WORK TO DO: Each line of the data that includes the string "legend" is to be copied out.
_ _ _ _ _ _ _
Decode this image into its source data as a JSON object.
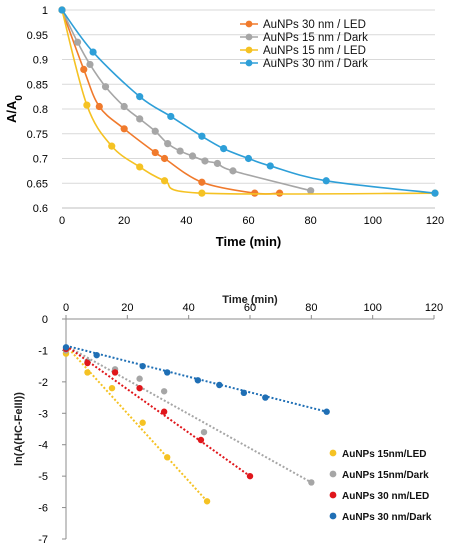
{
  "chart_data": [
    {
      "type": "scatter",
      "title": "",
      "xlabel": "Time (min)",
      "ylabel": "A/A",
      "ylabel_subscript": "0",
      "xlim": [
        0,
        120
      ],
      "ylim": [
        0.6,
        1.0
      ],
      "xticks": [
        "0",
        "20",
        "40",
        "60",
        "80",
        "100",
        "120"
      ],
      "yticks": [
        "0.6",
        "0.65",
        "0.7",
        "0.75",
        "0.8",
        "0.85",
        "0.9",
        "0.95",
        "1"
      ],
      "grid": true,
      "legend": "top-right",
      "series": [
        {
          "name": "AuNPs 30 nm / LED",
          "color": "#f07a2c",
          "x": [
            0,
            7,
            12,
            20,
            30,
            33,
            45,
            62,
            70
          ],
          "y": [
            1.0,
            0.88,
            0.805,
            0.76,
            0.712,
            0.7,
            0.652,
            0.63,
            0.63
          ]
        },
        {
          "name": "AuNPs 15 nm / Dark",
          "color": "#a6a6a6",
          "x": [
            0,
            5,
            9,
            14,
            20,
            25,
            30,
            34,
            38,
            42,
            46,
            50,
            55,
            80
          ],
          "y": [
            1.0,
            0.935,
            0.89,
            0.845,
            0.805,
            0.78,
            0.755,
            0.73,
            0.715,
            0.705,
            0.695,
            0.69,
            0.675,
            0.635
          ]
        },
        {
          "name": "AuNPs 15 nm / LED",
          "color": "#f5c223",
          "x": [
            0,
            8,
            16,
            25,
            33,
            45,
            120
          ],
          "y": [
            1.0,
            0.808,
            0.725,
            0.683,
            0.655,
            0.63,
            0.63
          ]
        },
        {
          "name": "AuNPs 30 nm / Dark",
          "color": "#2e9fd8",
          "x": [
            0,
            10,
            25,
            35,
            45,
            52,
            60,
            67,
            85,
            120
          ],
          "y": [
            1.0,
            0.915,
            0.825,
            0.785,
            0.745,
            0.72,
            0.7,
            0.685,
            0.655,
            0.63
          ]
        }
      ]
    },
    {
      "type": "scatter",
      "title": "",
      "xlabel": "Time (min)",
      "ylabel": "ln(A(HC-FeIII))",
      "xlim": [
        0,
        120
      ],
      "ylim": [
        -7,
        0
      ],
      "xticks": [
        "0",
        "20",
        "40",
        "60",
        "80",
        "100",
        "120"
      ],
      "yticks": [
        "0",
        "-1",
        "-2",
        "-3",
        "-4",
        "-5",
        "-6",
        "-7"
      ],
      "grid": false,
      "legend": "bottom-right",
      "series": [
        {
          "name": "AuNPs 15nm/LED",
          "color": "#f5c223",
          "x": [
            0,
            7,
            15,
            25,
            33,
            46
          ],
          "y": [
            -1.1,
            -1.7,
            -2.2,
            -3.3,
            -4.4,
            -5.8
          ],
          "trend": [
            [
              0,
              -0.85
            ],
            [
              46,
              -5.8
            ]
          ]
        },
        {
          "name": "AuNPs 15nm/Dark",
          "color": "#a6a6a6",
          "x": [
            0,
            7,
            16,
            24,
            32,
            45,
            80
          ],
          "y": [
            -1.0,
            -1.35,
            -1.6,
            -1.9,
            -2.3,
            -3.6,
            -5.2
          ],
          "trend": [
            [
              0,
              -0.85
            ],
            [
              80,
              -5.2
            ]
          ]
        },
        {
          "name": "AuNPs 30 nm/LED",
          "color": "#e0161b",
          "x": [
            0,
            7,
            16,
            24,
            32,
            44,
            60
          ],
          "y": [
            -0.95,
            -1.4,
            -1.7,
            -2.2,
            -2.95,
            -3.85,
            -5.0
          ],
          "trend": [
            [
              0,
              -0.85
            ],
            [
              60,
              -5.0
            ]
          ]
        },
        {
          "name": "AuNPs 30 nm/Dark",
          "color": "#1f6fb5",
          "x": [
            0,
            10,
            25,
            33,
            43,
            50,
            58,
            65,
            85
          ],
          "y": [
            -0.9,
            -1.15,
            -1.5,
            -1.7,
            -1.95,
            -2.1,
            -2.35,
            -2.5,
            -2.95
          ],
          "trend": [
            [
              0,
              -0.85
            ],
            [
              85,
              -2.95
            ]
          ]
        }
      ]
    }
  ]
}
_ _ _ _ _ _ _
EXERCISE RESULT:
      "legend": "top-right",
      "legend": "bottom-right",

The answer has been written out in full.